What is needed
Tell how many lines in these records contain the string "Southern", with only the number as the reply.

Chart and figure data

++++++++++

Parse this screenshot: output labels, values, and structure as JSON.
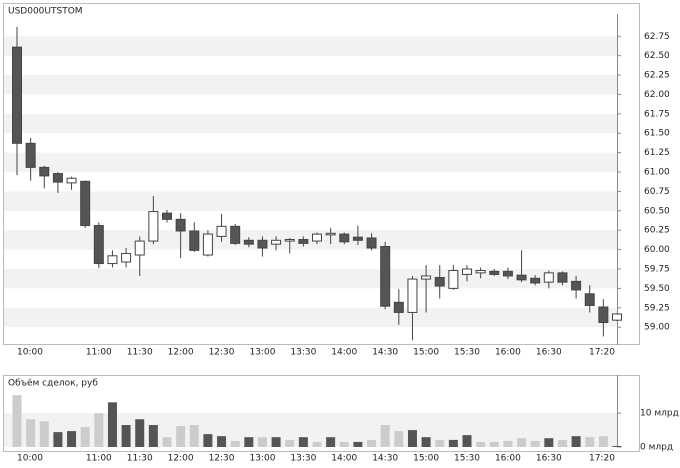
{
  "chart_data": [
    {
      "type": "candlestick",
      "title": "USD000UTSTOM",
      "categories": [
        "10:00",
        null,
        null,
        null,
        null,
        null,
        "11:00",
        null,
        null,
        "11:30",
        null,
        null,
        "12:00",
        null,
        null,
        "12:30",
        null,
        null,
        "13:00",
        null,
        null,
        "13:30",
        null,
        null,
        "14:00",
        null,
        null,
        "14:30",
        null,
        null,
        "15:00",
        null,
        null,
        "15:30",
        null,
        null,
        "16:00",
        null,
        null,
        "16:30",
        null,
        null,
        null,
        null,
        "17:20"
      ],
      "open": [
        62.61,
        61.37,
        61.06,
        60.98,
        60.86,
        60.88,
        60.31,
        59.82,
        59.84,
        59.93,
        60.11,
        60.47,
        60.39,
        60.24,
        59.93,
        60.17,
        60.3,
        60.12,
        60.12,
        60.07,
        60.11,
        60.13,
        60.11,
        60.19,
        60.2,
        60.16,
        60.15,
        60.04,
        59.32,
        59.19,
        59.62,
        59.64,
        59.5,
        59.68,
        59.7,
        59.72,
        59.72,
        59.67,
        59.63,
        59.58,
        59.7,
        59.59,
        59.43,
        59.26,
        59.09
      ],
      "high": [
        62.87,
        61.44,
        61.08,
        61.0,
        60.94,
        60.89,
        60.35,
        59.99,
        60.02,
        60.17,
        60.69,
        60.51,
        60.47,
        60.35,
        60.25,
        60.46,
        60.33,
        60.16,
        60.17,
        60.17,
        60.15,
        60.17,
        60.22,
        60.28,
        60.22,
        60.31,
        60.21,
        60.1,
        59.49,
        59.66,
        59.8,
        59.8,
        59.8,
        59.8,
        59.77,
        59.75,
        59.77,
        59.99,
        59.67,
        59.73,
        59.72,
        59.66,
        59.54,
        59.36,
        59.18
      ],
      "low": [
        60.96,
        60.89,
        60.79,
        60.73,
        60.77,
        60.28,
        59.76,
        59.77,
        59.77,
        59.66,
        60.07,
        60.35,
        59.89,
        59.97,
        59.91,
        60.1,
        60.06,
        60.03,
        59.91,
        59.99,
        59.95,
        60.04,
        60.07,
        60.07,
        60.07,
        60.06,
        59.99,
        59.23,
        59.03,
        58.83,
        59.19,
        59.37,
        59.48,
        59.59,
        59.63,
        59.66,
        59.62,
        59.58,
        59.54,
        59.5,
        59.54,
        59.37,
        59.19,
        58.88,
        59.08
      ],
      "close": [
        61.37,
        61.06,
        60.95,
        60.87,
        60.92,
        60.31,
        59.82,
        59.92,
        59.95,
        60.11,
        60.49,
        60.39,
        60.24,
        59.99,
        60.2,
        60.3,
        60.08,
        60.07,
        60.02,
        60.12,
        60.13,
        60.08,
        60.2,
        60.21,
        60.1,
        60.12,
        60.02,
        59.27,
        59.19,
        59.62,
        59.66,
        59.53,
        59.73,
        59.75,
        59.73,
        59.68,
        59.66,
        59.61,
        59.57,
        59.7,
        59.58,
        59.48,
        59.28,
        59.06,
        59.17
      ],
      "up_color": "#ffffff",
      "down_color": "#555555",
      "ylim": [
        58.77,
        62.96
      ],
      "yticks": [
        {
          "value": 59,
          "label": "59.00"
        },
        59.25,
        {
          "value": 59.5,
          "label": "59.50"
        },
        59.75,
        {
          "value": 60,
          "label": "60.00"
        },
        60.25,
        {
          "value": 60.5,
          "label": "60.50"
        },
        60.75,
        {
          "value": 61,
          "label": "61.00"
        },
        61.25,
        {
          "value": 61.5,
          "label": "61.50"
        },
        61.75,
        {
          "value": 62,
          "label": "62.00"
        },
        62.25,
        {
          "value": 62.5,
          "label": "62.50"
        },
        62.75
      ],
      "grid": true
    },
    {
      "type": "bar",
      "title": "Объём сделок, руб",
      "categories": [
        "10:00",
        null,
        null,
        null,
        null,
        null,
        "11:00",
        null,
        null,
        "11:30",
        null,
        null,
        "12:00",
        null,
        null,
        "12:30",
        null,
        null,
        "13:00",
        null,
        null,
        "13:30",
        null,
        null,
        "14:00",
        null,
        null,
        "14:30",
        null,
        null,
        "15:00",
        null,
        null,
        "15:30",
        null,
        null,
        "16:00",
        null,
        null,
        "16:30",
        null,
        null,
        null,
        null,
        "17:20"
      ],
      "values": [
        15.3,
        8.2,
        7.6,
        4.4,
        4.7,
        5.9,
        10.0,
        13.2,
        6.5,
        8.2,
        6.5,
        2.9,
        6.2,
        6.5,
        3.8,
        3.2,
        1.8,
        2.9,
        2.9,
        2.9,
        2.1,
        2.9,
        1.5,
        2.9,
        1.5,
        1.5,
        2.1,
        6.5,
        4.7,
        5.0,
        2.9,
        2.1,
        2.1,
        3.5,
        1.5,
        1.5,
        1.8,
        2.6,
        1.8,
        2.6,
        2.1,
        3.2,
        2.9,
        3.2,
        0.3
      ],
      "colors": [
        "#cccccc",
        "#cccccc",
        "#cccccc",
        "#555555",
        "#555555",
        "#cccccc",
        "#cccccc",
        "#555555",
        "#555555",
        "#555555",
        "#555555",
        "#cccccc",
        "#cccccc",
        "#cccccc",
        "#555555",
        "#555555",
        "#cccccc",
        "#555555",
        "#cccccc",
        "#555555",
        "#cccccc",
        "#555555",
        "#cccccc",
        "#555555",
        "#cccccc",
        "#555555",
        "#cccccc",
        "#cccccc",
        "#cccccc",
        "#555555",
        "#555555",
        "#cccccc",
        "#555555",
        "#555555",
        "#cccccc",
        "#cccccc",
        "#cccccc",
        "#cccccc",
        "#cccccc",
        "#555555",
        "#cccccc",
        "#555555",
        "#cccccc",
        "#cccccc",
        "#555555"
      ],
      "ylim": [
        0,
        19.5
      ],
      "yticks": [
        {
          "value": 0,
          "label": "0 млрд"
        },
        {
          "value": 10,
          "label": "10 млрд"
        }
      ],
      "grid": true
    }
  ]
}
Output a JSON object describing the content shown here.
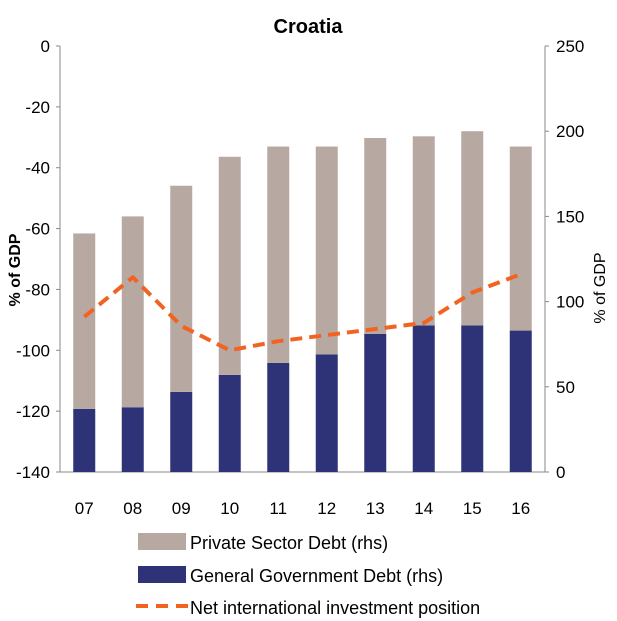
{
  "chart_data": {
    "type": "bar",
    "title": "Croatia",
    "categories": [
      "07",
      "08",
      "09",
      "10",
      "11",
      "12",
      "13",
      "14",
      "15",
      "16"
    ],
    "y_left": {
      "label": "% of GDP",
      "ylim": [
        -140,
        0
      ],
      "ticks": [
        0,
        -20,
        -40,
        -60,
        -80,
        -100,
        -120,
        -140
      ]
    },
    "y_right": {
      "label": "% of GDP",
      "ylim": [
        0,
        250
      ],
      "ticks": [
        250,
        200,
        150,
        100,
        50,
        0
      ]
    },
    "series": [
      {
        "name": "General Government Debt (rhs)",
        "type": "bar-stacked",
        "axis": "right",
        "color": "#2e3377",
        "values": [
          37,
          38,
          47,
          57,
          64,
          69,
          81,
          86,
          86,
          83
        ]
      },
      {
        "name": "Private Sector Debt (rhs)",
        "type": "bar-stacked",
        "axis": "right",
        "color": "#b7a9a2",
        "values": [
          103,
          112,
          121,
          128,
          127,
          122,
          115,
          111,
          114,
          108
        ]
      },
      {
        "name": "Net international investment position",
        "type": "line-dashed",
        "axis": "left",
        "color": "#f26322",
        "values": [
          -89,
          -76,
          -92,
          -100,
          -97,
          -95,
          -93,
          -91,
          -81,
          -75
        ]
      }
    ],
    "legend": [
      "Private Sector Debt (rhs)",
      "General Government Debt (rhs)",
      "Net international investment position"
    ],
    "legend_position": "bottom",
    "grid": false
  }
}
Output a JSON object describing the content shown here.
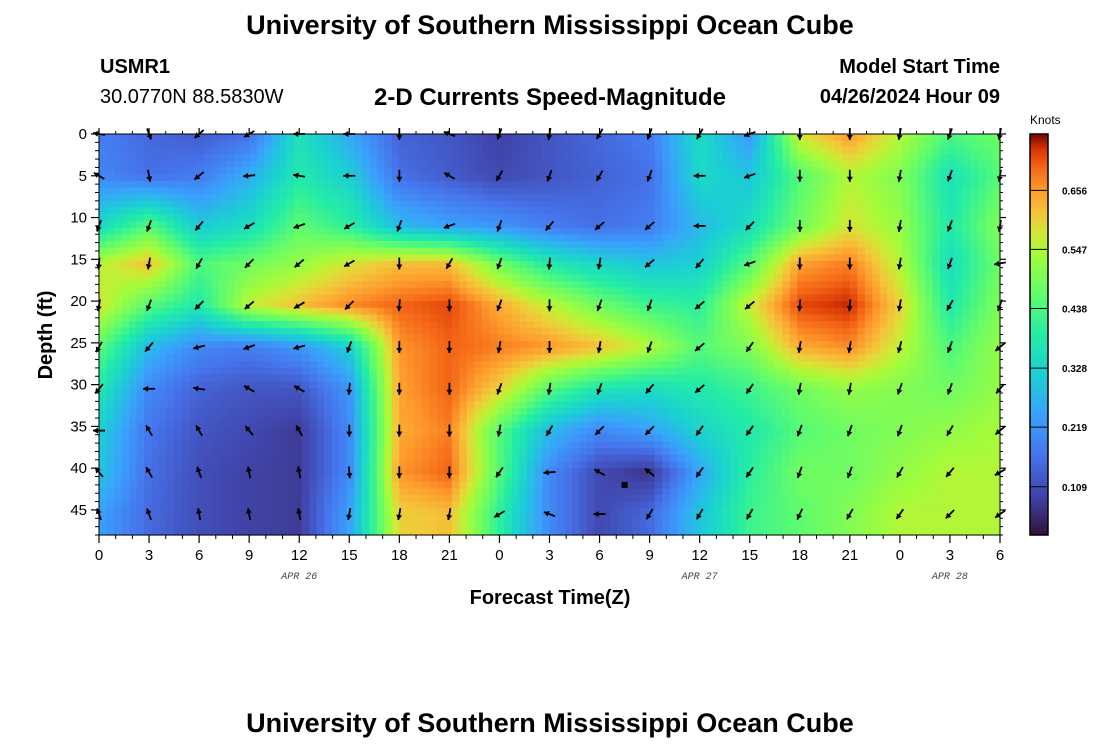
{
  "header": {
    "title": "University of Southern Mississippi Ocean Cube",
    "station": "USMR1",
    "coords": "30.0770N  88.5830W",
    "subtitle": "2-D Currents Speed-Magnitude",
    "model_label": "Model Start Time",
    "model_time": "04/26/2024 Hour 09"
  },
  "footer": {
    "title": "University of Southern Mississippi Ocean Cube"
  },
  "chart_data": {
    "type": "heatmap",
    "title": "2-D Currents Speed-Magnitude",
    "xlabel": "Forecast Time(Z)",
    "ylabel": "Depth (ft)",
    "x_hours": [
      0,
      3,
      6,
      9,
      12,
      15,
      18,
      21,
      24,
      27,
      30,
      33,
      36,
      39,
      42,
      45,
      48,
      51,
      54
    ],
    "x_tick_labels": [
      "0",
      "3",
      "6",
      "9",
      "12",
      "15",
      "18",
      "21",
      "0",
      "3",
      "6",
      "9",
      "12",
      "15",
      "18",
      "21",
      "0",
      "3",
      "6"
    ],
    "x_range_hours": [
      0,
      54
    ],
    "date_labels": [
      {
        "text": "APR 26",
        "hour": 12
      },
      {
        "text": "APR 27",
        "hour": 36
      },
      {
        "text": "APR 28",
        "hour": 51
      }
    ],
    "y_ticks": [
      0,
      5,
      10,
      15,
      20,
      25,
      30,
      35,
      40,
      45
    ],
    "y_range": [
      0,
      48
    ],
    "colorbar": {
      "label": "Knots",
      "ticks": [
        0.109,
        0.219,
        0.328,
        0.438,
        0.547,
        0.656
      ],
      "range": [
        0.02,
        0.76
      ]
    },
    "vector_depths": [
      0,
      5,
      11,
      15.5,
      20.5,
      25.5,
      30.5,
      35.5,
      40.5,
      45.5
    ],
    "vector_hours": [
      0,
      3,
      6,
      9,
      12,
      15,
      18,
      21,
      24,
      27,
      30,
      33,
      36,
      39,
      42,
      45,
      48,
      51,
      54
    ],
    "speed_knots": [
      [
        0.18,
        0.15,
        0.13,
        0.16,
        0.36,
        0.25,
        0.14,
        0.12,
        0.09,
        0.12,
        0.15,
        0.18,
        0.35,
        0.22,
        0.58,
        0.66,
        0.55,
        0.44,
        0.48
      ],
      [
        0.2,
        0.16,
        0.18,
        0.26,
        0.38,
        0.32,
        0.16,
        0.13,
        0.1,
        0.12,
        0.14,
        0.16,
        0.34,
        0.3,
        0.45,
        0.55,
        0.5,
        0.36,
        0.45
      ],
      [
        0.34,
        0.45,
        0.31,
        0.35,
        0.46,
        0.4,
        0.28,
        0.24,
        0.22,
        0.18,
        0.16,
        0.18,
        0.28,
        0.35,
        0.48,
        0.58,
        0.52,
        0.38,
        0.5
      ],
      [
        0.55,
        0.62,
        0.44,
        0.48,
        0.52,
        0.58,
        0.62,
        0.62,
        0.48,
        0.38,
        0.33,
        0.3,
        0.32,
        0.45,
        0.65,
        0.68,
        0.55,
        0.35,
        0.48
      ],
      [
        0.58,
        0.45,
        0.38,
        0.56,
        0.62,
        0.67,
        0.7,
        0.72,
        0.64,
        0.56,
        0.48,
        0.42,
        0.4,
        0.57,
        0.72,
        0.74,
        0.6,
        0.38,
        0.5
      ],
      [
        0.46,
        0.28,
        0.2,
        0.18,
        0.22,
        0.32,
        0.66,
        0.7,
        0.68,
        0.66,
        0.62,
        0.55,
        0.45,
        0.5,
        0.64,
        0.67,
        0.56,
        0.44,
        0.52
      ],
      [
        0.38,
        0.2,
        0.14,
        0.12,
        0.12,
        0.22,
        0.65,
        0.7,
        0.6,
        0.45,
        0.37,
        0.35,
        0.38,
        0.42,
        0.48,
        0.52,
        0.5,
        0.48,
        0.52
      ],
      [
        0.32,
        0.17,
        0.12,
        0.1,
        0.08,
        0.2,
        0.64,
        0.68,
        0.45,
        0.28,
        0.2,
        0.24,
        0.33,
        0.38,
        0.45,
        0.48,
        0.5,
        0.52,
        0.54
      ],
      [
        0.3,
        0.16,
        0.11,
        0.09,
        0.08,
        0.2,
        0.66,
        0.7,
        0.45,
        0.2,
        0.1,
        0.07,
        0.25,
        0.4,
        0.48,
        0.48,
        0.52,
        0.55,
        0.55
      ],
      [
        0.24,
        0.15,
        0.11,
        0.09,
        0.08,
        0.24,
        0.6,
        0.62,
        0.4,
        0.2,
        0.1,
        0.15,
        0.3,
        0.42,
        0.46,
        0.5,
        0.55,
        0.55,
        0.55
      ]
    ],
    "direction_deg": [
      [
        280,
        160,
        230,
        240,
        270,
        270,
        180,
        290,
        200,
        190,
        210,
        200,
        210,
        250,
        180,
        180,
        190,
        200,
        190
      ],
      [
        300,
        170,
        230,
        265,
        280,
        270,
        180,
        300,
        210,
        200,
        210,
        200,
        270,
        250,
        180,
        180,
        190,
        200,
        190
      ],
      [
        200,
        200,
        220,
        240,
        250,
        240,
        200,
        250,
        200,
        220,
        230,
        230,
        270,
        225,
        180,
        180,
        190,
        200,
        190
      ],
      [
        185,
        190,
        210,
        225,
        230,
        240,
        180,
        210,
        200,
        185,
        190,
        230,
        220,
        250,
        180,
        180,
        190,
        200,
        260
      ],
      [
        190,
        200,
        225,
        230,
        240,
        225,
        185,
        180,
        200,
        180,
        200,
        200,
        230,
        230,
        185,
        185,
        190,
        210,
        200
      ],
      [
        210,
        220,
        255,
        250,
        255,
        200,
        180,
        180,
        190,
        180,
        190,
        200,
        230,
        215,
        190,
        190,
        195,
        200,
        230
      ],
      [
        220,
        270,
        280,
        300,
        300,
        185,
        180,
        180,
        200,
        190,
        200,
        220,
        230,
        215,
        190,
        190,
        200,
        200,
        220
      ],
      [
        270,
        330,
        330,
        320,
        330,
        180,
        180,
        180,
        190,
        210,
        225,
        225,
        215,
        215,
        200,
        200,
        200,
        210,
        230
      ],
      [
        320,
        330,
        340,
        350,
        350,
        175,
        180,
        180,
        215,
        265,
        300,
        310,
        215,
        215,
        200,
        200,
        210,
        220,
        240
      ],
      [
        340,
        340,
        350,
        350,
        350,
        190,
        190,
        190,
        240,
        290,
        270,
        210,
        210,
        210,
        205,
        210,
        215,
        225,
        235
      ]
    ]
  }
}
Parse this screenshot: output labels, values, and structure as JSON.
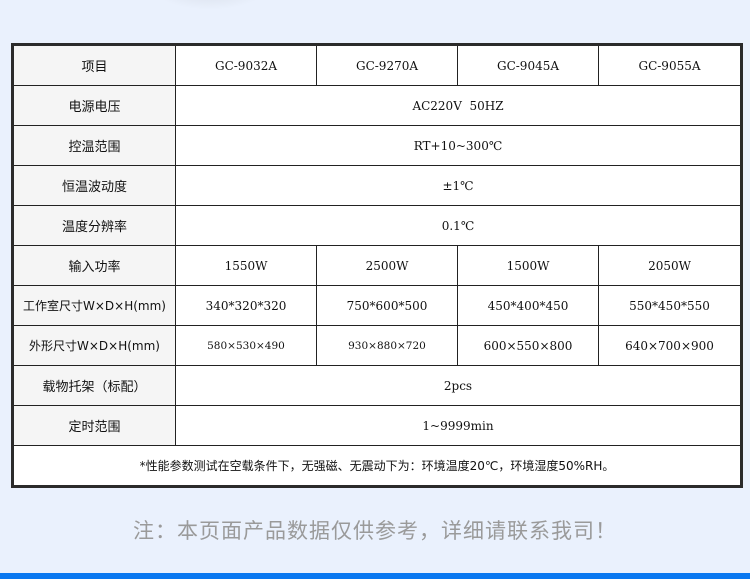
{
  "table": {
    "header": {
      "label": "项目",
      "models": [
        "GC-9032A",
        "GC-9270A",
        "GC-9045A",
        "GC-9055A"
      ]
    },
    "rows": [
      {
        "label": "电源电压",
        "value": "AC220V  50HZ"
      },
      {
        "label": "控温范围",
        "value": "RT+10~300℃"
      },
      {
        "label": "恒温波动度",
        "value": "±1℃"
      },
      {
        "label": "温度分辨率",
        "value": "0.1℃"
      },
      {
        "label": "输入功率",
        "values": [
          "1550W",
          "2500W",
          "1500W",
          "2050W"
        ]
      },
      {
        "label": "工作室尺寸W×D×H(mm)",
        "values": [
          "340*320*320",
          "750*600*500",
          "450*400*450",
          "550*450*550"
        ]
      },
      {
        "label": "外形尺寸W×D×H(mm)",
        "values": [
          "580×530×490",
          "930×880×720",
          "600×550×800",
          "640×700×900"
        ]
      },
      {
        "label": "载物托架（标配）",
        "value": "2pcs"
      },
      {
        "label": "定时范围",
        "value": "1~9999min"
      }
    ],
    "note": "*性能参数测试在空载条件下，无强磁、无震动下为：环境温度20℃，环境湿度50%RH。"
  },
  "footer": {
    "disclaimer": "注：本页面产品数据仅供参考，详细请联系我司！"
  },
  "colors": {
    "background": "#eaf1fd",
    "accent_bar": "#0a78f0",
    "border": "#2b2b2b",
    "label_bg": "#f5f5f5"
  }
}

++++++++++

Answer for this exercise
2